_PROBLEM STATEMENT_. Wherever the string "Save" occurs in a line of these records, report that line.
[BEGIN TASK INPUTS]
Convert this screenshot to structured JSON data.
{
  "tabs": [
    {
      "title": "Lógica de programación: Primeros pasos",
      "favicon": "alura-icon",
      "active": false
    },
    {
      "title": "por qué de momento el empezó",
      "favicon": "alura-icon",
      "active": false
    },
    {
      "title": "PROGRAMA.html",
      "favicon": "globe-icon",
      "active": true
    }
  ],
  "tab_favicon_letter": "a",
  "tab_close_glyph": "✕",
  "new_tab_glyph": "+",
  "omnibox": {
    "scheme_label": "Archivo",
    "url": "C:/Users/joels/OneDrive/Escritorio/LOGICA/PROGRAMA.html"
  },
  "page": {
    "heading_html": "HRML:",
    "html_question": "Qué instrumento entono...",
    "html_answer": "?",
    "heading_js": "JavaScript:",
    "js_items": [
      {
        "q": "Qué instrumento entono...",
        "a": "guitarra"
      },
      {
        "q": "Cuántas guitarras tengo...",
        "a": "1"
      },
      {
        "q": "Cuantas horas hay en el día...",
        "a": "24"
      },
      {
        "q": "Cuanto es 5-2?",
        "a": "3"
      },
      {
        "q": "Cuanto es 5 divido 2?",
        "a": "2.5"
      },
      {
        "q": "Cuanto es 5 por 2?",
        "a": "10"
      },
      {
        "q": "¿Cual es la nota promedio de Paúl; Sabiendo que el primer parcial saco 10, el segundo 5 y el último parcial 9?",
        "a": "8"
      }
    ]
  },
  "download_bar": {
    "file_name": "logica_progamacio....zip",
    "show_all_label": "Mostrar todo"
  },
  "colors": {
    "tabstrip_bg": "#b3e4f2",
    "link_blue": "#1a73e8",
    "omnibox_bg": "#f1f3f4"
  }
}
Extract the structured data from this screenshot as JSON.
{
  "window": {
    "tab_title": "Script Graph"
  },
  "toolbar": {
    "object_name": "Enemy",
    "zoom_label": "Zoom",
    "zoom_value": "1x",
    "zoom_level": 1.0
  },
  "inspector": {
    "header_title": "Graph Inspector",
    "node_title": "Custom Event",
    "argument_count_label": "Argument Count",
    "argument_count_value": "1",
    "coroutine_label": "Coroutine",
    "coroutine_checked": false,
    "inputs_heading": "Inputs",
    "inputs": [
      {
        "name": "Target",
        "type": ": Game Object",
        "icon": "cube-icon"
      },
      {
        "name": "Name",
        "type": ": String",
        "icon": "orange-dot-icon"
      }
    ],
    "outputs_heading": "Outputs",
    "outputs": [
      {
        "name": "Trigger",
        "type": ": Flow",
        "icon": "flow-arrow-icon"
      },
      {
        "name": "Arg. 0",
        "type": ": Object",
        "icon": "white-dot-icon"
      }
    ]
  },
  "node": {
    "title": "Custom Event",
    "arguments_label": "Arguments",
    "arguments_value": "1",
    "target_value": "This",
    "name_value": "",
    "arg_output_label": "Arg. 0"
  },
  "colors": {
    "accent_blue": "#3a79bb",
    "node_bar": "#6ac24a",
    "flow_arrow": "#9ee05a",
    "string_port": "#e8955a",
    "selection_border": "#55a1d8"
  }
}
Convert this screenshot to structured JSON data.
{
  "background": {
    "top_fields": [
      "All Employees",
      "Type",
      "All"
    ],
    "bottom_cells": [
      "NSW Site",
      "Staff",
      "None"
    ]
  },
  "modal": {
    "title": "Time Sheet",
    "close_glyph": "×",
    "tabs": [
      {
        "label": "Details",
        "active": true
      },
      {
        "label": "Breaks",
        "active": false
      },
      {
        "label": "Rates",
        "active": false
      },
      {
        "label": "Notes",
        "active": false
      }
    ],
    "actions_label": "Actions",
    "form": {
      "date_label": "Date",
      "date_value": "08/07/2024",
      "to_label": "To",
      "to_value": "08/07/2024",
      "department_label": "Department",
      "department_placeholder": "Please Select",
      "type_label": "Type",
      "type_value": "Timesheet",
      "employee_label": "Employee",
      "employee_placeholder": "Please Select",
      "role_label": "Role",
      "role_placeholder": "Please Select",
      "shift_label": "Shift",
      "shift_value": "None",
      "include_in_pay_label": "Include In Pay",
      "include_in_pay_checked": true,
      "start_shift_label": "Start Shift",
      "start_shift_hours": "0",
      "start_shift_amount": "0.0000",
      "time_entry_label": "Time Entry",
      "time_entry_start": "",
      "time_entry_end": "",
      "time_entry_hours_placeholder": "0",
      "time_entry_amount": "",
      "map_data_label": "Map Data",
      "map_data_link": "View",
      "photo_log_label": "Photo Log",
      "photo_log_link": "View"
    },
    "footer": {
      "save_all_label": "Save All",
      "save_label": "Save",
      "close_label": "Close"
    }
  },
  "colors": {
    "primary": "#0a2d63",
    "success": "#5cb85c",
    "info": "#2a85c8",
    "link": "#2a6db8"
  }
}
[END TASK INPUTS]
_CORRECT OUTPUT_.
      "save_all_label": "Save All",
      "save_label": "Save",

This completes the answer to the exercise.